** START ENTRIES **
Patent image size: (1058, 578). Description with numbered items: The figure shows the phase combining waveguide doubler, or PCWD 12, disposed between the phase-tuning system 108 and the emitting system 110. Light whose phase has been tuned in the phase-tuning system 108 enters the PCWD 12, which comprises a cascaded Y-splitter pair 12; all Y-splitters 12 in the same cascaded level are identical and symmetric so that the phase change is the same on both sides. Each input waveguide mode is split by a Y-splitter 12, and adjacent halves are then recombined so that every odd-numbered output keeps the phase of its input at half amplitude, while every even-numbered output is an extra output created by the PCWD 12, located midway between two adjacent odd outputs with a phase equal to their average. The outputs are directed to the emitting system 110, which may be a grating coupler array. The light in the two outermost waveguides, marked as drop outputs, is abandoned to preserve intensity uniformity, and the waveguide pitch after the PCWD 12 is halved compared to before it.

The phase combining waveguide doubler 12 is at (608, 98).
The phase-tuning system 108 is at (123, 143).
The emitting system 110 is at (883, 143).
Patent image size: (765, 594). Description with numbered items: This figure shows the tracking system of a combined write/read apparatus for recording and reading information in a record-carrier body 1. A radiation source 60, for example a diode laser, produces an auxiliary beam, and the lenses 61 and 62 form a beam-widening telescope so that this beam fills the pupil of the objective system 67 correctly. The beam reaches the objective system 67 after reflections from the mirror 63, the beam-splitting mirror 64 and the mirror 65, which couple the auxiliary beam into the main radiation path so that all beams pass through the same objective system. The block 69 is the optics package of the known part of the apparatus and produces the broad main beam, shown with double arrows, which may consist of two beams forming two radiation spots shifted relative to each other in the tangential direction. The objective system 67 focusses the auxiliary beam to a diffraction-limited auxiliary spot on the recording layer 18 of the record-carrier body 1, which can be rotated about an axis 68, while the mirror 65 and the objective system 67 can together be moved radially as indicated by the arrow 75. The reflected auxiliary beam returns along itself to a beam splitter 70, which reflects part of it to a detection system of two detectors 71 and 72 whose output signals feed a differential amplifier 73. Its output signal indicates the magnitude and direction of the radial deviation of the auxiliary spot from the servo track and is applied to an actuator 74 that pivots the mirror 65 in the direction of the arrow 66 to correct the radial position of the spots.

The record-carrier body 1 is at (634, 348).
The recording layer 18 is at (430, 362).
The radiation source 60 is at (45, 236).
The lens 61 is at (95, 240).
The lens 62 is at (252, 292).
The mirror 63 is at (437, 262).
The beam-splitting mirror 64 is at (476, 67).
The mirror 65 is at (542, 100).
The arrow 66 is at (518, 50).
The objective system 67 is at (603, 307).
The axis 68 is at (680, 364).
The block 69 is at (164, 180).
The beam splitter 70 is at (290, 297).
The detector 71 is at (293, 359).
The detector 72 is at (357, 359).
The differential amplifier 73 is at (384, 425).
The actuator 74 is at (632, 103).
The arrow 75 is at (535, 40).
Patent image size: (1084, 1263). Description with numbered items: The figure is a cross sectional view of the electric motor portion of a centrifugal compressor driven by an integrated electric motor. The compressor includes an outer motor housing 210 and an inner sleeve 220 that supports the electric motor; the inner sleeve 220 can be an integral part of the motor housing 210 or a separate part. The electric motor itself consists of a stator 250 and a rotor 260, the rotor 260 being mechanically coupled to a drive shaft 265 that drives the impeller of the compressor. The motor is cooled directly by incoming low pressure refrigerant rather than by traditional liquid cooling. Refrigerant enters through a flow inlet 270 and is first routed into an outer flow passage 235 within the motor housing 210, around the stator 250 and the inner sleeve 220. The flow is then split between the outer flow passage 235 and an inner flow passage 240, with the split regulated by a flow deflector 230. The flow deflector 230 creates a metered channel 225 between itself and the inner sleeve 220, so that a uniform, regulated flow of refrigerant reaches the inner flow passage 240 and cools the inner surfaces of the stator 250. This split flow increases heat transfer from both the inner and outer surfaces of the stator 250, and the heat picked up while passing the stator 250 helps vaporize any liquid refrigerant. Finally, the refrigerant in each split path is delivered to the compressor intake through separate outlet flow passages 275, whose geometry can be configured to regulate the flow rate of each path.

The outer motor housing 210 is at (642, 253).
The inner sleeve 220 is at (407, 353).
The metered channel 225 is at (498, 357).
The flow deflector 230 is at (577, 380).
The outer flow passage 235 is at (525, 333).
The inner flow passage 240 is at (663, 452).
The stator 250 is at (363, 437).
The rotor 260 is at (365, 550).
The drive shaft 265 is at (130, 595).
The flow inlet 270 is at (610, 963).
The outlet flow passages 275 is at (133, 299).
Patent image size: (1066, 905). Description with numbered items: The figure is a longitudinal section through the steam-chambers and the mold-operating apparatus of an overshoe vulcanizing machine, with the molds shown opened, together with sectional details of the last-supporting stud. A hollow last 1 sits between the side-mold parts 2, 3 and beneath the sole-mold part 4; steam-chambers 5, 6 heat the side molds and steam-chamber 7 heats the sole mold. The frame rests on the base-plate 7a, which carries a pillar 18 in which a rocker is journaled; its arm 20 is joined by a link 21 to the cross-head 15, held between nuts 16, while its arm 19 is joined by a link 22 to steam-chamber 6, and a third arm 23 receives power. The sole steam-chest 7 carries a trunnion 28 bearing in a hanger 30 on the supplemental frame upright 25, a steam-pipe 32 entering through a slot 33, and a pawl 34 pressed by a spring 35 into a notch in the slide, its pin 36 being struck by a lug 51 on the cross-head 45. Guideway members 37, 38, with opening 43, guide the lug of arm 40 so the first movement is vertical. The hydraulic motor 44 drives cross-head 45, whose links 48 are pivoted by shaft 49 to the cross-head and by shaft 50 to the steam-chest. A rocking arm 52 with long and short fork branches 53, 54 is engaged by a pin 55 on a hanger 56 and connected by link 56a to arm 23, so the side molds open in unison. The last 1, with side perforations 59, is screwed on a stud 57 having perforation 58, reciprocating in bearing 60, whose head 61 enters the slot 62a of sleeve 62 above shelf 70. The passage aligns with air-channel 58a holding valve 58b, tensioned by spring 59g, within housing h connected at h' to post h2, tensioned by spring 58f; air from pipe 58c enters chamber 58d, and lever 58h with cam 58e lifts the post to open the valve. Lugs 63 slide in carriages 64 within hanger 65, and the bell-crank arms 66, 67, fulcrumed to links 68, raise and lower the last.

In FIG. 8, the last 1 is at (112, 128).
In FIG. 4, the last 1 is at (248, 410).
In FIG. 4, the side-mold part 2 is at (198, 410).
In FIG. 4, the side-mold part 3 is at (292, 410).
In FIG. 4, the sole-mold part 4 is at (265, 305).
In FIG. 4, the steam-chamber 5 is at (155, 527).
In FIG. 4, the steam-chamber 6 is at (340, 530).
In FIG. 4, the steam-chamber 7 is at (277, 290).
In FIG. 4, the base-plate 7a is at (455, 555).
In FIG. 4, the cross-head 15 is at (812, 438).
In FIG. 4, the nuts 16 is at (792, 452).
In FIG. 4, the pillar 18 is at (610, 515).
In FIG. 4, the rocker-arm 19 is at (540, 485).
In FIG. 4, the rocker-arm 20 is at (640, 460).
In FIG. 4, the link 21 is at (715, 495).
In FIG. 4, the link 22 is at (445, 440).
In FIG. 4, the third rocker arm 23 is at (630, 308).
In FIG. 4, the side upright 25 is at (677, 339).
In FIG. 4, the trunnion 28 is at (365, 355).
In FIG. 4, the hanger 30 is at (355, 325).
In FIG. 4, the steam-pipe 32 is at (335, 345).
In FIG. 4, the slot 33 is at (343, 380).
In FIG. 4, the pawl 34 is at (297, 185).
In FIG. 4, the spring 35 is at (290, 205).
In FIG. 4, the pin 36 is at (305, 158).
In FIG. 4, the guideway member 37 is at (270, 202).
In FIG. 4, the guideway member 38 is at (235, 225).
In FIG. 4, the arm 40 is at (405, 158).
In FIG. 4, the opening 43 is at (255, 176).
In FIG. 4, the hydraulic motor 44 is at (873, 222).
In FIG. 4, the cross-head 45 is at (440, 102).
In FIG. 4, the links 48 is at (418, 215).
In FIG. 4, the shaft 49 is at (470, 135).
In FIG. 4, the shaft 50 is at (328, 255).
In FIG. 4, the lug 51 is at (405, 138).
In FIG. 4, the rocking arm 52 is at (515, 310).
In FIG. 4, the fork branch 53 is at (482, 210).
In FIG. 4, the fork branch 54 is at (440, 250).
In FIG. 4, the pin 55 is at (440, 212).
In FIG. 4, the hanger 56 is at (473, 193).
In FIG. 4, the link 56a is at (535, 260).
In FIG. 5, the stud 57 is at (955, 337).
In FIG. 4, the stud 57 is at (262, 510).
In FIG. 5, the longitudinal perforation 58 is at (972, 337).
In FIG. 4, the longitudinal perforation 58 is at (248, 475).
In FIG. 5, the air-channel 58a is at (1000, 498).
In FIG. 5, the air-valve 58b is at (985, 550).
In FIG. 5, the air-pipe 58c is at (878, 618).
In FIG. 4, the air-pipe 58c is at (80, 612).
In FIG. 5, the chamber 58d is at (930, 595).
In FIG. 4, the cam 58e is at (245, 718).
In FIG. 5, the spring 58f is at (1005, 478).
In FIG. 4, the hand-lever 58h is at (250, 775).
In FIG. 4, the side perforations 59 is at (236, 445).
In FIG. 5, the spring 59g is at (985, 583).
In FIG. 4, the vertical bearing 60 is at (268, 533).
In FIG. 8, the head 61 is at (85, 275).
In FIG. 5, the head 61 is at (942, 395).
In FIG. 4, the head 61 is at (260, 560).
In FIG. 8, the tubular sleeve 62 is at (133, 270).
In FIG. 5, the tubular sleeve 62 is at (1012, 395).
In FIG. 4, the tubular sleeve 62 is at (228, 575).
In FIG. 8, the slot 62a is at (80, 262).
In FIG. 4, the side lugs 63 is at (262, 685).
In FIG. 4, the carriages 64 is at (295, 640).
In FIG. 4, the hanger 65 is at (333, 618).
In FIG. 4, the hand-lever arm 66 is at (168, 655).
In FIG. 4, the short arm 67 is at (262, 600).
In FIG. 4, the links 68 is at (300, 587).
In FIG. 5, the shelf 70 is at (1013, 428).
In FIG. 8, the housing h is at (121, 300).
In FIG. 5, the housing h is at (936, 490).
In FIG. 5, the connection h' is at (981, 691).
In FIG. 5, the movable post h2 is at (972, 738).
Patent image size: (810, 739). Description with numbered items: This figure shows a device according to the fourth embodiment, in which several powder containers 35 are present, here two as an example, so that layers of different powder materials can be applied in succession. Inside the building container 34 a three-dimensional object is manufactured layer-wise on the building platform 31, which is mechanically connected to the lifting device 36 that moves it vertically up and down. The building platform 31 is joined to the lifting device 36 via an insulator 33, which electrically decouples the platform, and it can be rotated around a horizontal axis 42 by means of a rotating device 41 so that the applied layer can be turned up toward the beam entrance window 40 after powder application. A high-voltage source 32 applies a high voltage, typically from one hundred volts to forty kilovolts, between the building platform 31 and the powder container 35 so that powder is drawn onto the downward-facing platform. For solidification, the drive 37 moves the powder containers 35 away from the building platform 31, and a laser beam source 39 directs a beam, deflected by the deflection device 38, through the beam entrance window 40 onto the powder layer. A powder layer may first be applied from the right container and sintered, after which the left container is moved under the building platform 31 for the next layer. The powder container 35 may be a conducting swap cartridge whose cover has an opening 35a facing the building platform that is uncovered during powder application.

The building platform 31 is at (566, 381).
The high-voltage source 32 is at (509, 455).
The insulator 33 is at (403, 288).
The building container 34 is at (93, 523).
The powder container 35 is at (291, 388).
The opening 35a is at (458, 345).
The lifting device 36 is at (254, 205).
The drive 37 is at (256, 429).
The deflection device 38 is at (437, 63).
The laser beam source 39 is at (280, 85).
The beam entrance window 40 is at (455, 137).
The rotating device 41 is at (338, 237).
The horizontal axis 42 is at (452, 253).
** END ENTRIES **
EXERCISE DESCRIPTION. Reproduce verbatim the records running from the line that contains "Patent image size: (1084, 1263)." up to and including the line that contains "The inner sleeve 220 is at (407, 353).".

EXERCISE RESULT.
Patent image size: (1084, 1263). Description with numbered items: The figure is a cross sectional view of the electric motor portion of a centrifugal compressor driven by an integrated electric motor. The compressor includes an outer motor housing 210 and an inner sleeve 220 that supports the electric motor; the inner sleeve 220 can be an integral part of the motor housing 210 or a separate part. The electric motor itself consists of a stator 250 and a rotor 260, the rotor 260 being mechanically coupled to a drive shaft 265 that drives the impeller of the compressor. The motor is cooled directly by incoming low pressure refrigerant rather than by traditional liquid cooling. Refrigerant enters through a flow inlet 270 and is first routed into an outer flow passage 235 within the motor housing 210, around the stator 250 and the inner sleeve 220. The flow is then split between the outer flow passage 235 and an inner flow passage 240, with the split regulated by a flow deflector 230. The flow deflector 230 creates a metered channel 225 between itself and the inner sleeve 220, so that a uniform, regulated flow of refrigerant reaches the inner flow passage 240 and cools the inner surfaces of the stator 250. This split flow increases heat transfer from both the inner and outer surfaces of the stator 250, and the heat picked up while passing the stator 250 helps vaporize any liquid refrigerant. Finally, the refrigerant in each split path is delivered to the compressor intake through separate outlet flow passages 275, whose geometry can be configured to regulate the flow rate of each path.

The outer motor housing 210 is at (642, 253).
The inner sleeve 220 is at (407, 353).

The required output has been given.